## START Data for processing

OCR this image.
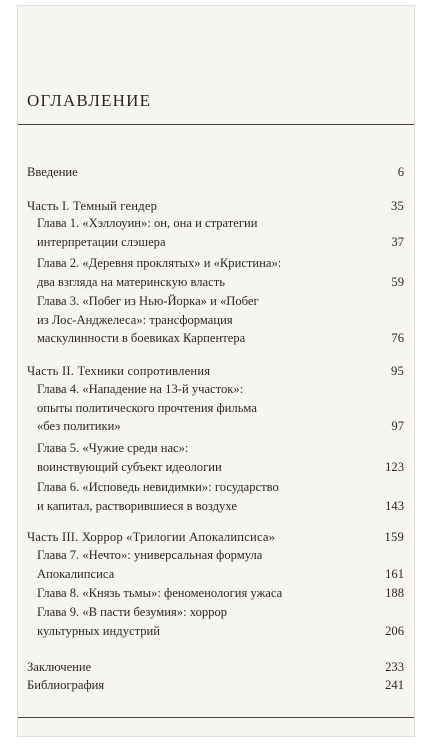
ОГЛАВЛЕНИЕ
Введение	6
Часть I. Темный гендер	35
Глава 1. «Хэллоуин»: он, она и стратегии
интерпретации слэшера	37
Глава 2. «Деревня проклятых» и «Кристина»:
два взгляда на материнскую власть	59
Глава 3. «Побег из Нью-Йорка» и «Побег
из Лос-Анджелеса»: трансформация
маскулинности в боевиках Карпентера	76
Часть II. Техники сопротивления	95
Глава 4. «Нападение на 13-й участок»:
опыты политического прочтения фильма
«без политики»	97
Глава 5. «Чужие среди нас»:
воинствующий субъект идеологии	123
Глава 6. «Исповедь невидимки»: государство
и капитал, растворившиеся в воздухе	143
Часть III. Хоррор «Трилогии Апокалипсиса»	159
Глава 7. «Нечто»: универсальная формула
Апокалипсиса	161
Глава 8. «Князь тьмы»: феноменология ужаса	188
Глава 9. «В пасти безумия»: хоррор
культурных индустрий	206
Заключение	233
Библиография	241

## END Data for processing

== What is asked ==
Pictures in the records must not appear in the copy; transcribe everything else precisely.

== Reply ==
OCR this image.
ОГЛАВЛЕНИЕ
Введение	6
Часть I. Темный гендер	35
Глава 1. «Хэллоуин»: он, она и стратегии
интерпретации слэшера	37
Глава 2. «Деревня проклятых» и «Кристина»:
два взгляда на материнскую власть	59
Глава 3. «Побег из Нью-Йорка» и «Побег
из Лос-Анджелеса»: трансформация
маскулинности в боевиках Карпентера	76
Часть II. Техники сопротивления	95
Глава 4. «Нападение на 13-й участок»:
опыты политического прочтения фильма
«без политики»	97
Глава 5. «Чужие среди нас»:
воинствующий субъект идеологии	123
Глава 6. «Исповедь невидимки»: государство
и капитал, растворившиеся в воздухе	143
Часть III. Хоррор «Трилогии Апокалипсиса»	159
Глава 7. «Нечто»: универсальная формула
Апокалипсиса	161
Глава 8. «Князь тьмы»: феноменология ужаса	188
Глава 9. «В пасти безумия»: хоррор
культурных индустрий	206
Заключение	233
Библиография	241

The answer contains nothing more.